■ Given instruction 1:
Name every person identified by name in the article on the Tulia drug arrests below.
■ Given instruction 2:
Extend the article on the Tulia drug arrests below, beginning after its last sentence.

>> Begin Quoted text

News (Media Awareness Project) - US TX: The Heat Is On A Texas Town After The Arrests Of 40 |
Title: | US TX: The Heat Is On A Texas Town After The Arrests Of 40 |
Published On: | 2000-10-07 |
Source: | New York Times (NY) |
Fetched On: | 2008-09-03 06:27:07 |
THE HEAT IS ON A TEXAS TOWN AFTER THE ARRESTS OF 40 BLACKS
TULIA, Tex., Oct. 4 -- On the morning of July 23, 1999, Billy Wafer, a
forklift driver, was swept up in the biggest drug sting in local history:
In this town of only 4,500 people, 43 suspects were arrested on charges of
selling small amounts of cocaine. In some cases, hometown juries later
meted out sentences ranging from 20 years to more than 300 years.
In Tulia, an isolated place ringed by cotton farms and cattle ranches on
the high plains of the Texas panhandle, local officials declared the
operation a stunning success. In all, 22 of the defendants were sent to
prison while others received probation. The undercover agent at the center
of the operation, Tom Coleman, was even named by the state as lawman of the
year.
But more than a year later, an operation once hailed as a victory in the
war on drugs now has civil rights groups and local minorities asking
whether it was really a war on blacks. All but three of the 43 defendants
were black, an enormous percentage considering blacks make up less than 10
percent of the town's population. In fact, roughly 12 percent of the town's
black population was arrested.
The doubts raised about the racial makeup of the group arrested are
compounded by contentions that the investigation was flimsy at best. The
sole evidence in nearly every case was the word of Mr. Coleman, whose own
character had come under criticism in the past. There were no videotapes or
wiretaps or, in most cases, any corroborating witnesses.
"They declared war on this community," said Sammy Barrow, a black resident
with four relatives who were arrested. "You either were going to get a long
term in the penitentiary or you were going to get enough of a deterrent to
get out of here."
So now Tulia itself is on trial: last week, the American Civil Liberties
Union filed a lawsuit on behalf of a defendant whose case was dismissed in
February, apparently because of a false identification. The suit accuses
local officials of singling out blacks to run them out of town. Next week,
the A.C.L.U. plans to file a civil rights complaint with the Justice
Department seeking to revoke financing for the agencies that ran the sting.
The reaction among most whites here has been unflinching support of the
operation and local officials. Public intolerance for drugs is unquestioned
in Tulia; the local school system is one of a handful in the area that
mandate random drug testing for students, a policy that is being challenged
in court. The sheriff and the district attorney, who defend Mr. Coleman's
credibility, also deny that the sting was racially motivated or that the
town is biased.

>> End Quoted text
>> Begin Recorded data

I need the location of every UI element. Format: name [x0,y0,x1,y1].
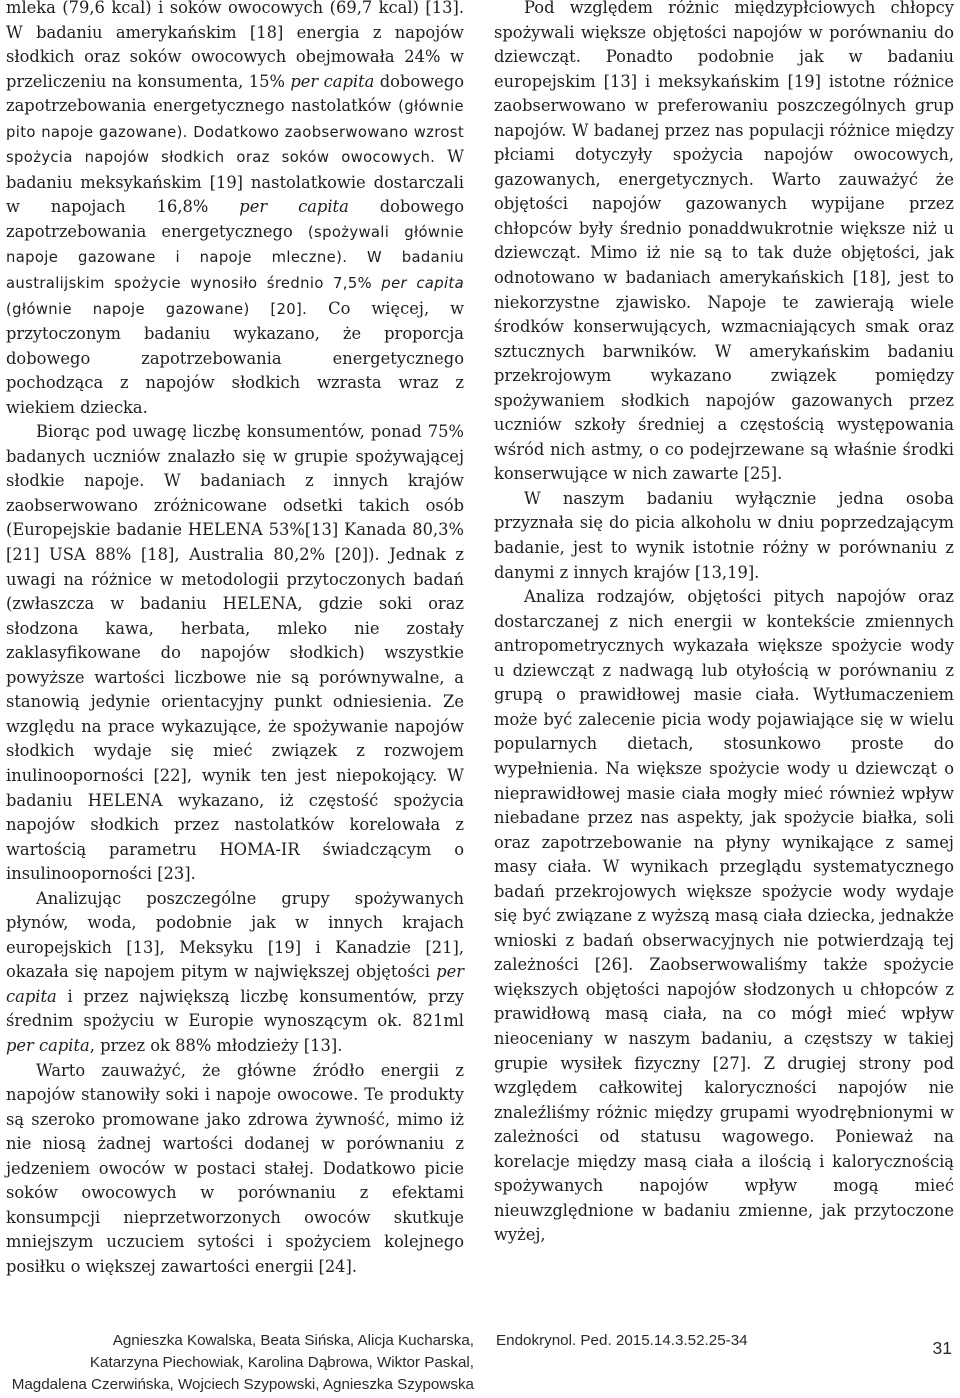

>> End Recorded data

■ Response 1:
Billy Wafer, Tom Coleman, Sammy Barrow

■ Response 2:
"This is a good community, and I care a lot about everybody here," said
Swisher County's sheriff, Larry Stewart, who was reluctant to speak in much
detail because of the lawsuit. "There has been a lot more made of this than
is true."
Like many places, Tulia is not immune to drugs. In 1997 and 1998, a total
of nine people were arrested on felony drug charges here. In the previous
two years, 32 were arrested in another sting by the Tulia police.
Some black residents say the town does have a cluster of crack cocaine
users who buy their drugs in larger cities like Amarillo or Plainview. And
several of the defendants had prior drug arrests, including Donald Smith,
who admitted on the stand that he had sold crack to the undercover agent
but who vehemently denied using or selling the more expensive powdered cocaine.
But Mr. Wafer, the forklift driver, contends, "there's no big drug problem
here."
"Can you see 43 dealers surviving in this small town?" he said. "There
would be murders and everything. Everybody would have to be doing it."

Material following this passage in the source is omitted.